*WHAT YOU NEED TO DO*
Reproduce the data exactly and drop any pictures it holds.

-- START PROVIDED ENTRIES --

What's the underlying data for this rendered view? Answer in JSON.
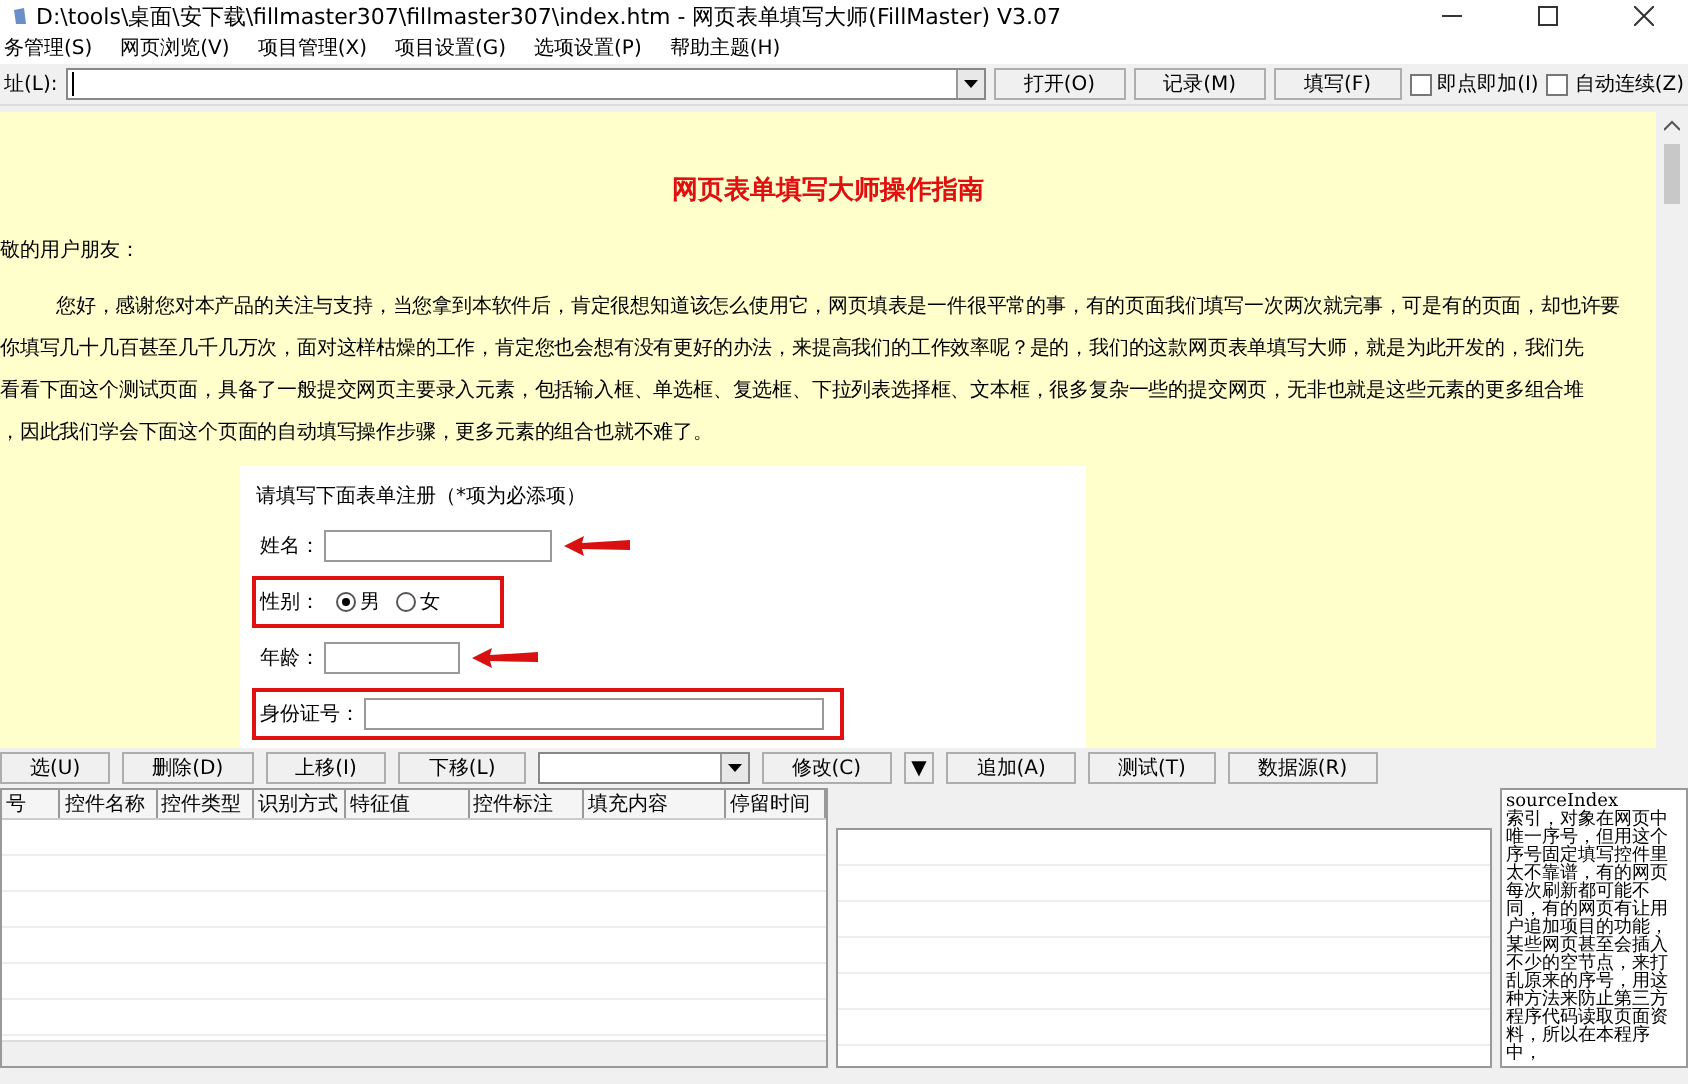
{
  "window": {
    "title": "D:\\tools\\桌面\\安下载\\fillmaster307\\fillmaster307\\index.htm - 网页表单填写大师(FillMaster) V3.07"
  },
  "menu": [
    "务管理(S)",
    "网页浏览(V)",
    "项目管理(X)",
    "项目设置(G)",
    "选项设置(P)",
    "帮助主题(H)"
  ],
  "address_bar": {
    "label": "址(L):",
    "buttons": [
      "打开(O)",
      "记录(M)",
      "填写(F)"
    ],
    "checkboxes": [
      {
        "label": "即点即加(I)",
        "checked": false
      },
      {
        "label": "自动连续(Z)",
        "checked": false
      }
    ]
  },
  "page": {
    "heading": "网页表单填写大师操作指南",
    "greeting": "敬的用户朋友：",
    "paragraph_lines": [
      "您好，感谢您对本产品的关注与支持，当您拿到本软件后，肯定很想知道该怎么使用它，网页填表是一件很平常的事，有的页面我们填写一次两次就完事，可是有的页面，却也许要",
      "你填写几十几百甚至几千几万次，面对这样枯燥的工作，肯定您也会想有没有更好的办法，来提高我们的工作效率呢？是的，我们的这款网页表单填写大师，就是为此开发的，我们先",
      "看看下面这个测试页面，具备了一般提交网页主要录入元素，包括输入框、单选框、复选框、下拉列表选择框、文本框，很多复杂一些的提交网页，无非也就是这些元素的更多组合堆",
      "，因此我们学会下面这个页面的自动填写操作步骤，更多元素的组合也就不难了。"
    ],
    "form": {
      "intro": "请填写下面表单注册（*项为必添项）",
      "fields": [
        {
          "kind": "text",
          "label": "姓名：",
          "arrow": true,
          "boxed": false
        },
        {
          "kind": "radio",
          "label": "性别：",
          "boxed": true,
          "options": [
            {
              "label": "男",
              "selected": true
            },
            {
              "label": "女",
              "selected": false
            }
          ]
        },
        {
          "kind": "short",
          "label": "年龄：",
          "arrow": true,
          "boxed": false
        },
        {
          "kind": "wide",
          "label": "身份证号：",
          "arrow": false,
          "boxed": true
        }
      ]
    }
  },
  "toolbar": {
    "buttons_left": [
      "选(U)",
      "删除(D)",
      "上移(I)",
      "下移(L)"
    ],
    "buttons_right": [
      "修改(C)",
      "▼",
      "追加(A)",
      "测试(T)",
      "数据源(R)"
    ]
  },
  "table": {
    "columns": [
      "号",
      "控件名称",
      "控件类型",
      "识别方式",
      "特征值",
      "控件标注",
      "填充内容",
      "停留时间"
    ]
  },
  "help": {
    "title": "sourceIndex",
    "text": "索引，对象在网页中唯一序号，但用这个序号固定填写控件里太不靠谱，有的网页每次刷新都可能不同，有的网页有让用户追加项目的功能，某些网页甚至会插入不少的空节点，来打乱原来的序号，用这种方法来防止第三方程序代码读取页面资料，所以在本程序中，"
  }
}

-- END PROVIDED ENTRIES --

*RESULT OF THE TASK*
What's the underlying data for this rendered view? Answer in JSON.
{
  "window": {
    "title": "D:\\tools\\桌面\\安下载\\fillmaster307\\fillmaster307\\index.htm - 网页表单填写大师(FillMaster) V3.07"
  },
  "menu": [
    "务管理(S)",
    "网页浏览(V)",
    "项目管理(X)",
    "项目设置(G)",
    "选项设置(P)",
    "帮助主题(H)"
  ],
  "address_bar": {
    "label": "址(L):",
    "buttons": [
      "打开(O)",
      "记录(M)",
      "填写(F)"
    ],
    "checkboxes": [
      {
        "label": "即点即加(I)",
        "checked": false
      },
      {
        "label": "自动连续(Z)",
        "checked": false
      }
    ]
  },
  "page": {
    "heading": "网页表单填写大师操作指南",
    "greeting": "敬的用户朋友：",
    "paragraph_lines": [
      "您好，感谢您对本产品的关注与支持，当您拿到本软件后，肯定很想知道该怎么使用它，网页填表是一件很平常的事，有的页面我们填写一次两次就完事，可是有的页面，却也许要",
      "你填写几十几百甚至几千几万次，面对这样枯燥的工作，肯定您也会想有没有更好的办法，来提高我们的工作效率呢？是的，我们的这款网页表单填写大师，就是为此开发的，我们先",
      "看看下面这个测试页面，具备了一般提交网页主要录入元素，包括输入框、单选框、复选框、下拉列表选择框、文本框，很多复杂一些的提交网页，无非也就是这些元素的更多组合堆",
      "，因此我们学会下面这个页面的自动填写操作步骤，更多元素的组合也就不难了。"
    ],
    "form": {
      "intro": "请填写下面表单注册（*项为必添项）",
      "fields": [
        {
          "kind": "text",
          "label": "姓名：",
          "arrow": true,
          "boxed": false
        },
        {
          "kind": "radio",
          "label": "性别：",
          "boxed": true,
          "options": [
            {
              "label": "男",
              "selected": true
            },
            {
              "label": "女",
              "selected": false
            }
          ]
        },
        {
          "kind": "short",
          "label": "年龄：",
          "arrow": true,
          "boxed": false
        },
        {
          "kind": "wide",
          "label": "身份证号：",
          "arrow": false,
          "boxed": true
        }
      ]
    }
  },
  "toolbar": {
    "buttons_left": [
      "选(U)",
      "删除(D)",
      "上移(I)",
      "下移(L)"
    ],
    "buttons_right": [
      "修改(C)",
      "▼",
      "追加(A)",
      "测试(T)",
      "数据源(R)"
    ]
  },
  "table": {
    "columns": [
      "号",
      "控件名称",
      "控件类型",
      "识别方式",
      "特征值",
      "控件标注",
      "填充内容",
      "停留时间"
    ]
  },
  "help": {
    "title": "sourceIndex",
    "text": "索引，对象在网页中唯一序号，但用这个序号固定填写控件里太不靠谱，有的网页每次刷新都可能不同，有的网页有让用户追加项目的功能，某些网页甚至会插入不少的空节点，来打乱原来的序号，用这种方法来防止第三方程序代码读取页面资料，所以在本程序中，"
  }
}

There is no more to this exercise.